_The request_. Would you return the complete listing below word for word?

# # # # #

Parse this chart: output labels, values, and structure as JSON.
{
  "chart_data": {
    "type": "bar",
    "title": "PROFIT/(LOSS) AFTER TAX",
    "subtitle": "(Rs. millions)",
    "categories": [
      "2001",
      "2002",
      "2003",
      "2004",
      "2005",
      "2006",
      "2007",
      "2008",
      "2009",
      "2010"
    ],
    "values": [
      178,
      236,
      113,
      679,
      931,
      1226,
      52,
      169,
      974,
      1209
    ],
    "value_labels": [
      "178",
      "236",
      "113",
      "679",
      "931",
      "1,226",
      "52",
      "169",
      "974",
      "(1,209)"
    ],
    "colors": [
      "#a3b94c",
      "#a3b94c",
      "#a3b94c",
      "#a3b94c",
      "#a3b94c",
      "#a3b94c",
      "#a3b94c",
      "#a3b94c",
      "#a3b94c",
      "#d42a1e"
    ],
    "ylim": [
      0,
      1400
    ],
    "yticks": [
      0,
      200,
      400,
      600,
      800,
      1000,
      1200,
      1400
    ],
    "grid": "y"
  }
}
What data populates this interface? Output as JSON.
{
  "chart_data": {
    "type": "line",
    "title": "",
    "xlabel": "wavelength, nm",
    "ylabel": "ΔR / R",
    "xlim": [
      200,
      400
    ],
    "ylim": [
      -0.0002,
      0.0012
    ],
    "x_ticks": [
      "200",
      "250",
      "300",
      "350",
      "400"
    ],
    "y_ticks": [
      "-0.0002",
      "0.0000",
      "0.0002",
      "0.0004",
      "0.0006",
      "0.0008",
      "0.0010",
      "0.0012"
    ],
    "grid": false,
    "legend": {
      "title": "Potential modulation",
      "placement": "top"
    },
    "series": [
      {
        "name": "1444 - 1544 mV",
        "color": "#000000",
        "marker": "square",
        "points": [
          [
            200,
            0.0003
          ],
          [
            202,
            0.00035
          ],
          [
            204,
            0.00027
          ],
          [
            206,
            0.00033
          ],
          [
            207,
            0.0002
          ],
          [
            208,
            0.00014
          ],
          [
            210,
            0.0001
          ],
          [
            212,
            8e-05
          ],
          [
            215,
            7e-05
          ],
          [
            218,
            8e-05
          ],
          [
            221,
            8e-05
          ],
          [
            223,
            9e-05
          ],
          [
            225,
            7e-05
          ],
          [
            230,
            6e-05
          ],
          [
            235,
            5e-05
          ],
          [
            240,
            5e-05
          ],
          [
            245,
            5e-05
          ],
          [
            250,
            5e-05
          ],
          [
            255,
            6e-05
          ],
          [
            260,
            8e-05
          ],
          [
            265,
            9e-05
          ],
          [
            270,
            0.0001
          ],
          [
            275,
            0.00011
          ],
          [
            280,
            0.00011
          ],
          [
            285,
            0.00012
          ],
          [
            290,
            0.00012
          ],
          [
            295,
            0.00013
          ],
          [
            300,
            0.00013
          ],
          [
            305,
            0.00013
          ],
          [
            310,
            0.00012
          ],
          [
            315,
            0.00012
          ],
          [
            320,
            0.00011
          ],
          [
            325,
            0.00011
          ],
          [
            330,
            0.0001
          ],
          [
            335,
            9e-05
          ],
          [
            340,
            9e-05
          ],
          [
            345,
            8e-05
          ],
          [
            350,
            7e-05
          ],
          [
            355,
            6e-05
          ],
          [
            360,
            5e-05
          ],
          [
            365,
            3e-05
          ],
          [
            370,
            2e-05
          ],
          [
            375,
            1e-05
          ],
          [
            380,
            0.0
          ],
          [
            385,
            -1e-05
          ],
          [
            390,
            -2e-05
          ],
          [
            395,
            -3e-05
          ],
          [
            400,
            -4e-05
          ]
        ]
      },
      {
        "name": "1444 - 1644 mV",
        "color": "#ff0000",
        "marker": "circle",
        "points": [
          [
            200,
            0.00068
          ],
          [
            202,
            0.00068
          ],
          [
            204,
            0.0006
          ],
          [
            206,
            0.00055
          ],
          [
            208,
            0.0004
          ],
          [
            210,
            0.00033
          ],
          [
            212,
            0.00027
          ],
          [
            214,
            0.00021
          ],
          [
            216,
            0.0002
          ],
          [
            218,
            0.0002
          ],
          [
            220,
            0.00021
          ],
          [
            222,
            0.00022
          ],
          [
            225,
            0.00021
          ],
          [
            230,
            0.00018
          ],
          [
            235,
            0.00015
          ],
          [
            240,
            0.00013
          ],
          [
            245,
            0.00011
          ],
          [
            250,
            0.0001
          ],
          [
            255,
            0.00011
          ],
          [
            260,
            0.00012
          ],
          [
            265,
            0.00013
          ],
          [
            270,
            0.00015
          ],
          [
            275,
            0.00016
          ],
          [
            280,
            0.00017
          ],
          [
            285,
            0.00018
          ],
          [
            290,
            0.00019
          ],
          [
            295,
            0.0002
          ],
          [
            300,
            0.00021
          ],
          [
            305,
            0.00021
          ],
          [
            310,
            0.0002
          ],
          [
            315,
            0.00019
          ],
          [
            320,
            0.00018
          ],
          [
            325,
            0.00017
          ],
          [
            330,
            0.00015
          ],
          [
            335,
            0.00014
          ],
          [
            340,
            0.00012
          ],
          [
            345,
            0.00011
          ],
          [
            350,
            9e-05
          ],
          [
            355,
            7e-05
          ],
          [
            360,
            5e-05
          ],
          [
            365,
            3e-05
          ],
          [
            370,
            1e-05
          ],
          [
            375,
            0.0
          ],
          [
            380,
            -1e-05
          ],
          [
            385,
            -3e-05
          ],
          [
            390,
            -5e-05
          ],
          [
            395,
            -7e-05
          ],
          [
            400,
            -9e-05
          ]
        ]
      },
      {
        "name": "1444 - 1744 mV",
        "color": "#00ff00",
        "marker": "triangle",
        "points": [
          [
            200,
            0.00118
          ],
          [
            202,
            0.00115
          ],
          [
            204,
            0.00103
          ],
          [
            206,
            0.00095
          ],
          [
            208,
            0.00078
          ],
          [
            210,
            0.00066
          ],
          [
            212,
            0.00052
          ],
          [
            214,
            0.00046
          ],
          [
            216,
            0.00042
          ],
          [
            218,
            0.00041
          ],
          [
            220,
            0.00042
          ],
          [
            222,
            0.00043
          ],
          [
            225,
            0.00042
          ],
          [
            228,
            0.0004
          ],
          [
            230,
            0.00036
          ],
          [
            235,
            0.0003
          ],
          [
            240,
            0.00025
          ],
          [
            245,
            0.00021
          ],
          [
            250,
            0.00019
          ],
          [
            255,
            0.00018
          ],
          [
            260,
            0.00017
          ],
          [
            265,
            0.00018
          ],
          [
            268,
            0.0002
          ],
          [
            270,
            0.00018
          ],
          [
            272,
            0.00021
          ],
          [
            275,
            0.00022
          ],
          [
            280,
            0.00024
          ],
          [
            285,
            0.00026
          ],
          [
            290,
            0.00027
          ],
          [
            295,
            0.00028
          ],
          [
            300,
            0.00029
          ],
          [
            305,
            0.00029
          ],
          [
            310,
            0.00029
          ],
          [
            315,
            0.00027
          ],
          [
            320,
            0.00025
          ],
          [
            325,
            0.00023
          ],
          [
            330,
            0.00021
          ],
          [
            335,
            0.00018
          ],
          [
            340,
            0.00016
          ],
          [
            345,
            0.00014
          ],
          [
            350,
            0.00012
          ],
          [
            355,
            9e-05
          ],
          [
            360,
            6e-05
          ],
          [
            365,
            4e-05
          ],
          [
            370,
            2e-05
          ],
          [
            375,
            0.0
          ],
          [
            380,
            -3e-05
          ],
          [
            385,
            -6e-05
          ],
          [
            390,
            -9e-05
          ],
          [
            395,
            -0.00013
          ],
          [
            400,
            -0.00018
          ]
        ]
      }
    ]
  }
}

# # # # #

_Written solution_.
Parse this chart: output labels, values, and structure as JSON.
{
  "chart_data": {
    "type": "bar",
    "title": "PROFIT/(LOSS) AFTER TAX",
    "subtitle": "(Rs. millions)",
    "categories": [
      "2001",
      "2002",
      "2003",
      "2004",
      "2005",
      "2006",
      "2007",
      "2008",
      "2009",
      "2010"
    ],
    "values": [
      178,
      236,
      113,
      679,
      931,
      1226,
      52,
      169,
      974,
      1209
    ],
    "value_labels": [
      "178",
      "236",
      "113",
      "679",
      "931",
      "1,226",
      "52",
      "169",
      "974",
      "(1,209)"
    ],
    "colors": [
      "#a3b94c",
      "#a3b94c",
      "#a3b94c",
      "#a3b94c",
      "#a3b94c",
      "#a3b94c",
      "#a3b94c",
      "#a3b94c",
      "#a3b94c",
      "#d42a1e"
    ],
    "ylim": [
      0,
      1400
    ],
    "yticks": [
      0,
      200,
      400,
      600,
      800,
      1000,
      1200,
      1400
    ],
    "grid": "y"
  }
}
What data populates this interface? Output as JSON.
{
  "chart_data": {
    "type": "line",
    "title": "",
    "xlabel": "wavelength, nm",
    "ylabel": "ΔR / R",
    "xlim": [
      200,
      400
    ],
    "ylim": [
      -0.0002,
      0.0012
    ],
    "x_ticks": [
      "200",
      "250",
      "300",
      "350",
      "400"
    ],
    "y_ticks": [
      "-0.0002",
      "0.0000",
      "0.0002",
      "0.0004",
      "0.0006",
      "0.0008",
      "0.0010",
      "0.0012"
    ],
    "grid": false,
    "legend": {
      "title": "Potential modulation",
      "placement": "top"
    },
    "series": [
      {
        "name": "1444 - 1544 mV",
        "color": "#000000",
        "marker": "square",
        "points": [
          [
            200,
            0.0003
          ],
          [
            202,
            0.00035
          ],
          [
            204,
            0.00027
          ],
          [
            206,
            0.00033
          ],
          [
            207,
            0.0002
          ],
          [
            208,
            0.00014
          ],
          [
            210,
            0.0001
          ],
          [
            212,
            8e-05
          ],
          [
            215,
            7e-05
          ],
          [
            218,
            8e-05
          ],
          [
            221,
            8e-05
          ],
          [
            223,
            9e-05
          ],
          [
            225,
            7e-05
          ],
          [
            230,
            6e-05
          ],
          [
            235,
            5e-05
          ],
          [
            240,
            5e-05
          ],
          [
            245,
            5e-05
          ],
          [
            250,
            5e-05
          ],
          [
            255,
            6e-05
          ],
          [
            260,
            8e-05
          ],
          [
            265,
            9e-05
          ],
          [
            270,
            0.0001
          ],
          [
            275,
            0.00011
          ],
          [
            280,
            0.00011
          ],
          [
            285,
            0.00012
          ],
          [
            290,
            0.00012
          ],
          [
            295,
            0.00013
          ],
          [
            300,
            0.00013
          ],
          [
            305,
            0.00013
          ],
          [
            310,
            0.00012
          ],
          [
            315,
            0.00012
          ],
          [
            320,
            0.00011
          ],
          [
            325,
            0.00011
          ],
          [
            330,
            0.0001
          ],
          [
            335,
            9e-05
          ],
          [
            340,
            9e-05
          ],
          [
            345,
            8e-05
          ],
          [
            350,
            7e-05
          ],
          [
            355,
            6e-05
          ],
          [
            360,
            5e-05
          ],
          [
            365,
            3e-05
          ],
          [
            370,
            2e-05
          ],
          [
            375,
            1e-05
          ],
          [
            380,
            0.0
          ],
          [
            385,
            -1e-05
          ],
          [
            390,
            -2e-05
          ],
          [
            395,
            -3e-05
          ],
          [
            400,
            -4e-05
          ]
        ]
      },
      {
        "name": "1444 - 1644 mV",
        "color": "#ff0000",
        "marker": "circle",
        "points": [
          [
            200,
            0.00068
          ],
          [
            202,
            0.00068
          ],
          [
            204,
            0.0006
          ],
          [
            206,
            0.00055
          ],
          [
            208,
            0.0004
          ],
          [
            210,
            0.00033
          ],
          [
            212,
            0.00027
          ],
          [
            214,
            0.00021
          ],
          [
            216,
            0.0002
          ],
          [
            218,
            0.0002
          ],
          [
            220,
            0.00021
          ],
          [
            222,
            0.00022
          ],
          [
            225,
            0.00021
          ],
          [
            230,
            0.00018
          ],
          [
            235,
            0.00015
          ],
          [
            240,
            0.00013
          ],
          [
            245,
            0.00011
          ],
          [
            250,
            0.0001
          ],
          [
            255,
            0.00011
          ],
          [
            260,
            0.00012
          ],
          [
            265,
            0.00013
          ],
          [
            270,
            0.00015
          ],
          [
            275,
            0.00016
          ],
          [
            280,
            0.00017
          ],
          [
            285,
            0.00018
          ],
          [
            290,
            0.00019
          ],
          [
            295,
            0.0002
          ],
          [
            300,
            0.00021
          ],
          [
            305,
            0.00021
          ],
          [
            310,
            0.0002
          ],
          [
            315,
            0.00019
          ],
          [
            320,
            0.00018
          ],
          [
            325,
            0.00017
          ],
          [
            330,
            0.00015
          ],
          [
            335,
            0.00014
          ],
          [
            340,
            0.00012
          ],
          [
            345,
            0.00011
          ],
          [
            350,
            9e-05
          ],
          [
            355,
            7e-05
          ],
          [
            360,
            5e-05
          ],
          [
            365,
            3e-05
          ],
          [
            370,
            1e-05
          ],
          [
            375,
            0.0
          ],
          [
            380,
            -1e-05
          ],
          [
            385,
            -3e-05
          ],
          [
            390,
            -5e-05
          ],
          [
            395,
            -7e-05
          ],
          [
            400,
            -9e-05
          ]
        ]
      },
      {
        "name": "1444 - 1744 mV",
        "color": "#00ff00",
        "marker": "triangle",
        "points": [
          [
            200,
            0.00118
          ],
          [
            202,
            0.00115
          ],
          [
            204,
            0.00103
          ],
          [
            206,
            0.00095
          ],
          [
            208,
            0.00078
          ],
          [
            210,
            0.00066
          ],
          [
            212,
            0.00052
          ],
          [
            214,
            0.00046
          ],
          [
            216,
            0.00042
          ],
          [
            218,
            0.00041
          ],
          [
            220,
            0.00042
          ],
          [
            222,
            0.00043
          ],
          [
            225,
            0.00042
          ],
          [
            228,
            0.0004
          ],
          [
            230,
            0.00036
          ],
          [
            235,
            0.0003
          ],
          [
            240,
            0.00025
          ],
          [
            245,
            0.00021
          ],
          [
            250,
            0.00019
          ],
          [
            255,
            0.00018
          ],
          [
            260,
            0.00017
          ],
          [
            265,
            0.00018
          ],
          [
            268,
            0.0002
          ],
          [
            270,
            0.00018
          ],
          [
            272,
            0.00021
          ],
          [
            275,
            0.00022
          ],
          [
            280,
            0.00024
          ],
          [
            285,
            0.00026
          ],
          [
            290,
            0.00027
          ],
          [
            295,
            0.00028
          ],
          [
            300,
            0.00029
          ],
          [
            305,
            0.00029
          ],
          [
            310,
            0.00029
          ],
          [
            315,
            0.00027
          ],
          [
            320,
            0.00025
          ],
          [
            325,
            0.00023
          ],
          [
            330,
            0.00021
          ],
          [
            335,
            0.00018
          ],
          [
            340,
            0.00016
          ],
          [
            345,
            0.00014
          ],
          [
            350,
            0.00012
          ],
          [
            355,
            9e-05
          ],
          [
            360,
            6e-05
          ],
          [
            365,
            4e-05
          ],
          [
            370,
            2e-05
          ],
          [
            375,
            0.0
          ],
          [
            380,
            -3e-05
          ],
          [
            385,
            -6e-05
          ],
          [
            390,
            -9e-05
          ],
          [
            395,
            -0.00013
          ],
          [
            400,
            -0.00018
          ]
        ]
      }
    ]
  }
}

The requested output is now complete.